Please update the rows from the first line through the line containing "В целом по рынку [485,141,492,145]" by replacing "Импортный" with "Imported" and keeping everything else the same. Return only those lines.

☆ ☆ ☆

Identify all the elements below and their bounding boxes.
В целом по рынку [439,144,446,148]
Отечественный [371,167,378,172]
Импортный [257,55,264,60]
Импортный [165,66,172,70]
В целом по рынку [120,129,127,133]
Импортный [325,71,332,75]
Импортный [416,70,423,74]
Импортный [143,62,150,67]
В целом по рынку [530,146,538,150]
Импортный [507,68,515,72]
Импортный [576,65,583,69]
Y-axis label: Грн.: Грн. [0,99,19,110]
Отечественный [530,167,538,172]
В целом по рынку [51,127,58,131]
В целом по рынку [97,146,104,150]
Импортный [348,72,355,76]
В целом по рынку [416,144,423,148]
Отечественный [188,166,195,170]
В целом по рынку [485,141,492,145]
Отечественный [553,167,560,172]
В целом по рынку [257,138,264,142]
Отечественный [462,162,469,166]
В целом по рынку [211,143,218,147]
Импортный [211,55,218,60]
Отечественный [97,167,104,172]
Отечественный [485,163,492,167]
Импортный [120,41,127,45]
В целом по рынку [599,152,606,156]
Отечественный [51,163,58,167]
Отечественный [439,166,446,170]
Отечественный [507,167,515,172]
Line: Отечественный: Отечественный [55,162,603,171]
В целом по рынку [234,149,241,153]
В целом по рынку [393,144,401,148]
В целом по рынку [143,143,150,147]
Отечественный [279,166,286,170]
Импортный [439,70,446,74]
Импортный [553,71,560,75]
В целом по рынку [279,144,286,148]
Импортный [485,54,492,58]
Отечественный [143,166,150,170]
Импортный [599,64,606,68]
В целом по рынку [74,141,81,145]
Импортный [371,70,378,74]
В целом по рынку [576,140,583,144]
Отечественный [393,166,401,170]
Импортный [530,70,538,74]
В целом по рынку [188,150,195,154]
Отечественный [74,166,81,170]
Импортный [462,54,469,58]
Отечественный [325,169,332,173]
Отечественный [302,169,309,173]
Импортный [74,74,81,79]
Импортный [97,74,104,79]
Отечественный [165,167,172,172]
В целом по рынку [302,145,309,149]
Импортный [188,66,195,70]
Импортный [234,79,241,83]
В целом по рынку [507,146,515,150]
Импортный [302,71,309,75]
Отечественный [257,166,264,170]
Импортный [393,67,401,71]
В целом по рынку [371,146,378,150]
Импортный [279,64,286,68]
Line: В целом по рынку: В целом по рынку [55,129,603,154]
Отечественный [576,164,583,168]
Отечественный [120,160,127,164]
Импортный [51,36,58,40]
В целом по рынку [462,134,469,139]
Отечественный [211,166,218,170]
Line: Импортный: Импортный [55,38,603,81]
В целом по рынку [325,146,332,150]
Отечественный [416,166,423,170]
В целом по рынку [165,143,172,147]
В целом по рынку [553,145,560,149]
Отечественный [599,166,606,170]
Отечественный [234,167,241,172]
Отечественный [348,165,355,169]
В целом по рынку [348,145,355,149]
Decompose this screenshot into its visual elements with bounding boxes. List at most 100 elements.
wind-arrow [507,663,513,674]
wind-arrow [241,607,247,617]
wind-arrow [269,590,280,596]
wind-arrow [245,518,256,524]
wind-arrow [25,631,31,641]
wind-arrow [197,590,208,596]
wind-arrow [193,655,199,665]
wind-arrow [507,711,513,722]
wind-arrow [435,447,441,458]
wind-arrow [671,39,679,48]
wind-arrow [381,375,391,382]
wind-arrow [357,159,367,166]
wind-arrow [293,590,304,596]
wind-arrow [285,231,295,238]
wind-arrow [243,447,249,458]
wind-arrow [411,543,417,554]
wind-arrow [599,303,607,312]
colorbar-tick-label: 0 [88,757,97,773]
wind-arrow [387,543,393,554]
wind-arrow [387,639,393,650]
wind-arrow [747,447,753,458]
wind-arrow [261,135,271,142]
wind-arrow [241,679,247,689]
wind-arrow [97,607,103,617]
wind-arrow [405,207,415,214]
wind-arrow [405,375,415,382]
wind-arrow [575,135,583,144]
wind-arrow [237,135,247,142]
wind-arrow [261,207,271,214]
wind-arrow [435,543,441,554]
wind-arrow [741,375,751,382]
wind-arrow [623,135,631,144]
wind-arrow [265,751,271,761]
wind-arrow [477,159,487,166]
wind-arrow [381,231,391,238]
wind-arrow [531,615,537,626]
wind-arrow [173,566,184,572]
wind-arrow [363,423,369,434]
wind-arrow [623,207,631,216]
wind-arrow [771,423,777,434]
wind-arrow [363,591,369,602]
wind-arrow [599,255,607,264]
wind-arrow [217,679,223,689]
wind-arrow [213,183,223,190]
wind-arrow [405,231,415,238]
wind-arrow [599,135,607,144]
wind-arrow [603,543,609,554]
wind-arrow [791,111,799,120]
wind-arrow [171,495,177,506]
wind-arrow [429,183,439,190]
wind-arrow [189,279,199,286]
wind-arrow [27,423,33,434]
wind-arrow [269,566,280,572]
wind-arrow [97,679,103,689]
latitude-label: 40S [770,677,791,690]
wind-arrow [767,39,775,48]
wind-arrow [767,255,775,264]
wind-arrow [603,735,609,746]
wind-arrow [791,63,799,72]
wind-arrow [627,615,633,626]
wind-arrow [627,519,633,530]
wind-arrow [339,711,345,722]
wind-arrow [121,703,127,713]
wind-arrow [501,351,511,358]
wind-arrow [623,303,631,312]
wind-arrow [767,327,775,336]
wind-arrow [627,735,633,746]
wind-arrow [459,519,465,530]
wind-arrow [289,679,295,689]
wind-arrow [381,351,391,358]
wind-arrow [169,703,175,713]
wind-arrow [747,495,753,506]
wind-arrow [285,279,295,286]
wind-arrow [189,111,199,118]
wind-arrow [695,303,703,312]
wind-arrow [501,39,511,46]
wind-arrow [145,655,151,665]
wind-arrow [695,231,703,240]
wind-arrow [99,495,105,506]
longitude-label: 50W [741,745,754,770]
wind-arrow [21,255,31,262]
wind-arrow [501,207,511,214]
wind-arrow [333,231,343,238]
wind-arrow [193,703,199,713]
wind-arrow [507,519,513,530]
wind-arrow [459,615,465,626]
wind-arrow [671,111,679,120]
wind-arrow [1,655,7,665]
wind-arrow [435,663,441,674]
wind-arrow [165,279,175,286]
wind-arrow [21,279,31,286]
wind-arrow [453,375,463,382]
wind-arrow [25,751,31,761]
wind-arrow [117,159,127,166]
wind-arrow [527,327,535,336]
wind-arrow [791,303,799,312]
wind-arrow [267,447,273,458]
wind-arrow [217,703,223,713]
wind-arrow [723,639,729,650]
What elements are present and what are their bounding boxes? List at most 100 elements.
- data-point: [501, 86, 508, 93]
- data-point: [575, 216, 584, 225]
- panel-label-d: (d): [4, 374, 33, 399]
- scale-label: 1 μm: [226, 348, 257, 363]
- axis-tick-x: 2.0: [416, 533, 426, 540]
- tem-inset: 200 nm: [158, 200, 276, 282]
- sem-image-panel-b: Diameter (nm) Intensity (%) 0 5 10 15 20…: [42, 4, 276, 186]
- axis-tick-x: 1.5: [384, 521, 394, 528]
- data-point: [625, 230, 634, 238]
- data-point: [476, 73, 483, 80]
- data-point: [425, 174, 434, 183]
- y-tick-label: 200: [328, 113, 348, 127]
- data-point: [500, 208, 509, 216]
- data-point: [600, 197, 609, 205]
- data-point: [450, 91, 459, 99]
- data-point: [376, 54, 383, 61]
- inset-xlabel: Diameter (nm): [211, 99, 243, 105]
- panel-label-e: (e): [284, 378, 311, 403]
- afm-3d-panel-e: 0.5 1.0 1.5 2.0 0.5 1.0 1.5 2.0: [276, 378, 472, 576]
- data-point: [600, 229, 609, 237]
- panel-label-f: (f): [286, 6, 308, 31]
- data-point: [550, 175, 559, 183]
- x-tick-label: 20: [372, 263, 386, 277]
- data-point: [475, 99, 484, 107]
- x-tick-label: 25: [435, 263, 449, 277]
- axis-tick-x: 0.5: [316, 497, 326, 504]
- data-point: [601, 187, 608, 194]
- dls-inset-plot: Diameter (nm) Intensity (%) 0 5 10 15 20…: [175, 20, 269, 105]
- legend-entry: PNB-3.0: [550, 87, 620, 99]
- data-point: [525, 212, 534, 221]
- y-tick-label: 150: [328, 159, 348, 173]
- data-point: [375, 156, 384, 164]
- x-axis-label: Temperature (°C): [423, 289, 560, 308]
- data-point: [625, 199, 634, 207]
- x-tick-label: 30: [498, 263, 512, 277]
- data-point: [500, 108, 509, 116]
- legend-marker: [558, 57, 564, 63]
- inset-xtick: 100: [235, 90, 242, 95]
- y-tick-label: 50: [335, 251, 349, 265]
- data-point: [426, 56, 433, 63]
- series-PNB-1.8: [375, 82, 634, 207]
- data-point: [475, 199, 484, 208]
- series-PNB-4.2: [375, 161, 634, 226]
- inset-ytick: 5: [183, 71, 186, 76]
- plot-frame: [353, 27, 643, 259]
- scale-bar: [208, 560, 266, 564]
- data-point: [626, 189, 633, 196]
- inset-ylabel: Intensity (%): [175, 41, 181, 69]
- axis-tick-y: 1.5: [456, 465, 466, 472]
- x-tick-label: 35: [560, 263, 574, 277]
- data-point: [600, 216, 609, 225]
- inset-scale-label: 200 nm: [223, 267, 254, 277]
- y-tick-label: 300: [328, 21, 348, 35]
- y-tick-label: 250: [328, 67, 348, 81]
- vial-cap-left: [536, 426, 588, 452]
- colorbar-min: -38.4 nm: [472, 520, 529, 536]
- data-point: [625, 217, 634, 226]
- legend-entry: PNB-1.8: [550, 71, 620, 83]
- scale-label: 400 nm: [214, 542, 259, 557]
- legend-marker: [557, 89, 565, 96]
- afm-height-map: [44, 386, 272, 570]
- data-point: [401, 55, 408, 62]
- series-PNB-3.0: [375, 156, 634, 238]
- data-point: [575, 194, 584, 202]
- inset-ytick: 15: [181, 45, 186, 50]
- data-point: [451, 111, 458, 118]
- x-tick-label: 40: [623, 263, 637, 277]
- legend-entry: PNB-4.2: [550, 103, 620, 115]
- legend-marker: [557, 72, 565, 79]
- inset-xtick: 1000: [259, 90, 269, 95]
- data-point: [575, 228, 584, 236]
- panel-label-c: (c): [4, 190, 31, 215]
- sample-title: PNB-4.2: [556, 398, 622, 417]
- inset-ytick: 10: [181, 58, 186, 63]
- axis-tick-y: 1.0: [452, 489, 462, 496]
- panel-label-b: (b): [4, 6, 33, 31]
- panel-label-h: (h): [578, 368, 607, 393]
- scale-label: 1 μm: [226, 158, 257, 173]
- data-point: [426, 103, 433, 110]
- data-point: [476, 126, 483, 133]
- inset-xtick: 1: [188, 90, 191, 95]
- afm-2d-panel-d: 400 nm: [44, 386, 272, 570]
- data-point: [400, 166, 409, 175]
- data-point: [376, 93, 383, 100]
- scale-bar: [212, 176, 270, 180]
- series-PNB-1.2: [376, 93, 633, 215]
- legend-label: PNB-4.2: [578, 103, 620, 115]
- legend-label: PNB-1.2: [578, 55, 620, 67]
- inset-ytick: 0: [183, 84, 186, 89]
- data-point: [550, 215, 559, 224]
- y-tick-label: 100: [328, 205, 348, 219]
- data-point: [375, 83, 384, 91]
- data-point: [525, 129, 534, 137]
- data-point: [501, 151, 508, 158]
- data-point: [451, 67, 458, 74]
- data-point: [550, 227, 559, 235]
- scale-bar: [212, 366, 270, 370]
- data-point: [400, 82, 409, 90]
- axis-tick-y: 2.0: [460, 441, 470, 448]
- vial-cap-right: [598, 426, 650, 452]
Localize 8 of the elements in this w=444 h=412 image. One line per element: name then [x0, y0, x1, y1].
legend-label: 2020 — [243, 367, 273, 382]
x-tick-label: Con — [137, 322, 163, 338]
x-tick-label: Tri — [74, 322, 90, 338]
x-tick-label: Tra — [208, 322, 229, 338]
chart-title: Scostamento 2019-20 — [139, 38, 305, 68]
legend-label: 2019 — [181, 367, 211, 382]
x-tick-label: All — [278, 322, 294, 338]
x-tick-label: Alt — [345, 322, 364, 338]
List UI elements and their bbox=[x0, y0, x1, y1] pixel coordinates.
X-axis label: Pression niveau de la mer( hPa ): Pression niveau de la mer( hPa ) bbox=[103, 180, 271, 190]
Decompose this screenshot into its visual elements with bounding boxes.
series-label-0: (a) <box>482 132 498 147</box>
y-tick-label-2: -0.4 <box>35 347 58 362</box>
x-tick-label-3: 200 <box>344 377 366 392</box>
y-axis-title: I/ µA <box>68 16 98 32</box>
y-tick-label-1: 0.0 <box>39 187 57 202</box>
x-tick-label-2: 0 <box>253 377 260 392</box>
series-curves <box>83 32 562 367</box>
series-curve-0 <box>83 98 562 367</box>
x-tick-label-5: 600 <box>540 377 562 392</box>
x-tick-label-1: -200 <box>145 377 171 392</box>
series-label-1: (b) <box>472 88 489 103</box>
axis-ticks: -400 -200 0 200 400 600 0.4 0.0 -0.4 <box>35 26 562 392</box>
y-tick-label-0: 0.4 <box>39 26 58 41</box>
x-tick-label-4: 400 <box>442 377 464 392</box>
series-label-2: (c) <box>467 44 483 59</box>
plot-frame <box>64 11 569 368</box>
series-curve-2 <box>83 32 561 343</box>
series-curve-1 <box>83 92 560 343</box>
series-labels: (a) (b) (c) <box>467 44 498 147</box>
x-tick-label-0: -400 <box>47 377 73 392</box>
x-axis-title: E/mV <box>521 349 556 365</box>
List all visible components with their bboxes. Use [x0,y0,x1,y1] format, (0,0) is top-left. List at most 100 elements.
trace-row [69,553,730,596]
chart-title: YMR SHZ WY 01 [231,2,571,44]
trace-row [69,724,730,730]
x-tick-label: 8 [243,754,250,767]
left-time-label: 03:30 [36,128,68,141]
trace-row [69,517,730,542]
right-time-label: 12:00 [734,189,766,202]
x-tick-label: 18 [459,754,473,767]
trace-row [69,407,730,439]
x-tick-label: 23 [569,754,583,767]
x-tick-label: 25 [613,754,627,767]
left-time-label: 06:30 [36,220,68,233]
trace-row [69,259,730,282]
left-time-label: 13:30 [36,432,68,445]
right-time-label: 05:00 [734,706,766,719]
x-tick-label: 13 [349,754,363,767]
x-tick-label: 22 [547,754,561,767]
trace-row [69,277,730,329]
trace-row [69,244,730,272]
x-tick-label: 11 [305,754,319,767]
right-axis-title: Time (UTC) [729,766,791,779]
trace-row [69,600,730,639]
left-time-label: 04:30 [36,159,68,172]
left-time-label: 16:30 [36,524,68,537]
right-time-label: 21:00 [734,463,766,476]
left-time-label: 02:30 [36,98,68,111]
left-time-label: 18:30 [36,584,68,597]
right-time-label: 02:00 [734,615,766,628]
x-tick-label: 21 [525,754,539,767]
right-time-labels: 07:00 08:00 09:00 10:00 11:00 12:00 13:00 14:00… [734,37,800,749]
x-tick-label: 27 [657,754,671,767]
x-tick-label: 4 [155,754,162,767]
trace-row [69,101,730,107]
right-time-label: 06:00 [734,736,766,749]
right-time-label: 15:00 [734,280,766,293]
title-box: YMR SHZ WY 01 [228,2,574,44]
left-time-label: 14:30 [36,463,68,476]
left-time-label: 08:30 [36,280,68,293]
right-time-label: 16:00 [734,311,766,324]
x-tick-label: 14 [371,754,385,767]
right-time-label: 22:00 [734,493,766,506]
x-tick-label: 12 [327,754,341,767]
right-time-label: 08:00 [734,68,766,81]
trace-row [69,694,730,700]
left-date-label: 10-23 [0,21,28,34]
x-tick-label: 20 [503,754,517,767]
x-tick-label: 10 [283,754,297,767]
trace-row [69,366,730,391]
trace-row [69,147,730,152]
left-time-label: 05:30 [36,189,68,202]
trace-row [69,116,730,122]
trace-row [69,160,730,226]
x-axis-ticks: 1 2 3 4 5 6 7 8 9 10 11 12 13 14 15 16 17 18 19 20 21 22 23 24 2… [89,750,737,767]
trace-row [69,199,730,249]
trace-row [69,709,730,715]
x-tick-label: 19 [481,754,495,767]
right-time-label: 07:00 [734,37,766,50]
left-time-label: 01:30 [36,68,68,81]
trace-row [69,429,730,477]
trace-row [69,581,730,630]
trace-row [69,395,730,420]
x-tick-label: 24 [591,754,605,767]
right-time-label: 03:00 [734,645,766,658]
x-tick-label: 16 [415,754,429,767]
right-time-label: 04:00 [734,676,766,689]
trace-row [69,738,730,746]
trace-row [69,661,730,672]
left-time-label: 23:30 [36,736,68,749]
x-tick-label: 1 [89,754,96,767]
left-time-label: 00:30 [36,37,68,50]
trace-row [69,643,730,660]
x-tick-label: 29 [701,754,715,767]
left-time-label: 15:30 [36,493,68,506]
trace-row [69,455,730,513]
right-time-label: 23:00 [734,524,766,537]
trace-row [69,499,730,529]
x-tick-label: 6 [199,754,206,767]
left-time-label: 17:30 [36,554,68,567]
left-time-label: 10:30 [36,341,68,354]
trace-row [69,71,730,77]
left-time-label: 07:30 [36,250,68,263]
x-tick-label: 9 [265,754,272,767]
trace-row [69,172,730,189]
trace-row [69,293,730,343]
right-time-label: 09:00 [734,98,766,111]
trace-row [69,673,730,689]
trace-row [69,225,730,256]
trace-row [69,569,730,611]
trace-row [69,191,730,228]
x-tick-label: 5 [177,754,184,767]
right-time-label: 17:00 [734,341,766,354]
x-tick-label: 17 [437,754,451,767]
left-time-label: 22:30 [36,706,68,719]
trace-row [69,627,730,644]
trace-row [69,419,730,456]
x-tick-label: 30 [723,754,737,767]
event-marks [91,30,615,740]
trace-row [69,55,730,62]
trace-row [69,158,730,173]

☆ ☆ ☆

ANSWER TO THIS TASK
Identify all the elements below and their bounding boxes.
В целом по рынку [439,144,446,148]
Отечественный [371,167,378,172]
Imported [257,55,264,60]
Imported [165,66,172,70]
В целом по рынку [120,129,127,133]
Imported [325,71,332,75]
Imported [416,70,423,74]
Imported [143,62,150,67]
В целом по рынку [530,146,538,150]
Imported [507,68,515,72]
Imported [576,65,583,69]
Y-axis label: Грн.: Грн. [0,99,19,110]
Отечественный [530,167,538,172]
В целом по рынку [51,127,58,131]
В целом по рынку [97,146,104,150]
Imported [348,72,355,76]
В целом по рынку [416,144,423,148]
Отечественный [188,166,195,170]
В целом по рынку [485,141,492,145]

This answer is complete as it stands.